▸ **Exercise**:
Write out the material again word for word, dropping any images it holds.

[Dataset records]
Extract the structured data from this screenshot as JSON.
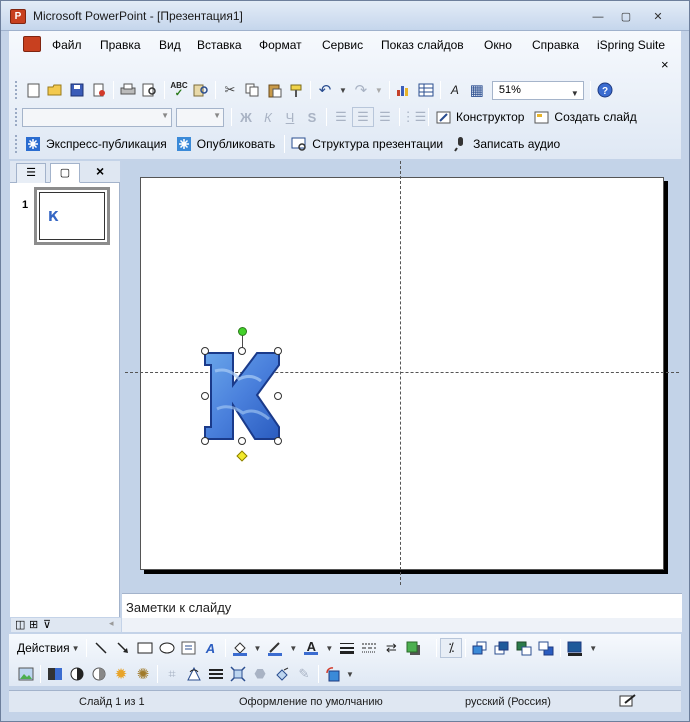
{
  "window": {
    "title": "Microsoft PowerPoint - [Презентация1]",
    "app_icon": "powerpoint-icon",
    "controls": [
      "minimize-icon",
      "restore-icon",
      "close-icon"
    ]
  },
  "menu": {
    "items": [
      "Файл",
      "Правка",
      "Вид",
      "Вставка",
      "Формат",
      "Сервис",
      "Показ слайдов",
      "Окно",
      "Справка",
      "iSpring Suite"
    ],
    "close_glyph": "×"
  },
  "standard_toolbar": {
    "zoom": "51%",
    "icons": [
      "new-icon",
      "open-icon",
      "save-icon",
      "permission-icon",
      "print-icon",
      "print-preview-icon",
      "spelling-icon",
      "research-icon",
      "cut-icon",
      "copy-icon",
      "paste-icon",
      "format-painter-icon",
      "undo-icon",
      "redo-icon",
      "chart-icon",
      "table-icon",
      "font-color-toggle-icon",
      "grid-icon",
      "help-icon"
    ]
  },
  "formatting_toolbar": {
    "bold": "Ж",
    "italic": "К",
    "underline": "Ч",
    "shadow": "S",
    "designer_label": "Конструктор",
    "new_slide_label": "Создать слайд"
  },
  "ispring_toolbar": {
    "quick_publish_label": "Экспресс-публикация",
    "publish_label": "Опубликовать",
    "structure_label": "Структура презентации",
    "record_audio_label": "Записать аудио"
  },
  "slides_pane": {
    "tab_outline_icon": "outline-icon",
    "tab_slides_icon": "slides-icon",
    "close_glyph": "×",
    "thumbnail_number": "1",
    "thumbnail_letter": "К"
  },
  "slide": {
    "wordart_letter": "К",
    "wordart_fill_start": "#6aa6ea",
    "wordart_fill_end": "#2a5cc0"
  },
  "notes": {
    "placeholder": "Заметки к слайду"
  },
  "drawing_toolbar": {
    "actions_label": "Действия"
  },
  "status": {
    "slide": "Слайд 1 из 1",
    "design": "Оформление по умолчанию",
    "language": "русский (Россия)"
  },
  "colors": {
    "chrome": "#c4d3e8",
    "toolbar": "#dfe8f4",
    "accent": "#2a4d8f"
  }
}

▸ **Exercise response**:
Extract the structured data from this screenshot as JSON.
{
  "window": {
    "title": "Microsoft PowerPoint - [Презентация1]",
    "app_icon": "powerpoint-icon",
    "controls": [
      "minimize-icon",
      "restore-icon",
      "close-icon"
    ]
  },
  "menu": {
    "items": [
      "Файл",
      "Правка",
      "Вид",
      "Вставка",
      "Формат",
      "Сервис",
      "Показ слайдов",
      "Окно",
      "Справка",
      "iSpring Suite"
    ],
    "close_glyph": "×"
  },
  "standard_toolbar": {
    "zoom": "51%",
    "icons": [
      "new-icon",
      "open-icon",
      "save-icon",
      "permission-icon",
      "print-icon",
      "print-preview-icon",
      "spelling-icon",
      "research-icon",
      "cut-icon",
      "copy-icon",
      "paste-icon",
      "format-painter-icon",
      "undo-icon",
      "redo-icon",
      "chart-icon",
      "table-icon",
      "font-color-toggle-icon",
      "grid-icon",
      "help-icon"
    ]
  },
  "formatting_toolbar": {
    "bold": "Ж",
    "italic": "К",
    "underline": "Ч",
    "shadow": "S",
    "designer_label": "Конструктор",
    "new_slide_label": "Создать слайд"
  },
  "ispring_toolbar": {
    "quick_publish_label": "Экспресс-публикация",
    "publish_label": "Опубликовать",
    "structure_label": "Структура презентации",
    "record_audio_label": "Записать аудио"
  },
  "slides_pane": {
    "tab_outline_icon": "outline-icon",
    "tab_slides_icon": "slides-icon",
    "close_glyph": "×",
    "thumbnail_number": "1",
    "thumbnail_letter": "К"
  },
  "slide": {
    "wordart_letter": "К",
    "wordart_fill_start": "#6aa6ea",
    "wordart_fill_end": "#2a5cc0"
  },
  "notes": {
    "placeholder": "Заметки к слайду"
  },
  "drawing_toolbar": {
    "actions_label": "Действия"
  },
  "status": {
    "slide": "Слайд 1 из 1",
    "design": "Оформление по умолчанию",
    "language": "русский (Россия)"
  },
  "colors": {
    "chrome": "#c4d3e8",
    "toolbar": "#dfe8f4",
    "accent": "#2a4d8f"
  }
}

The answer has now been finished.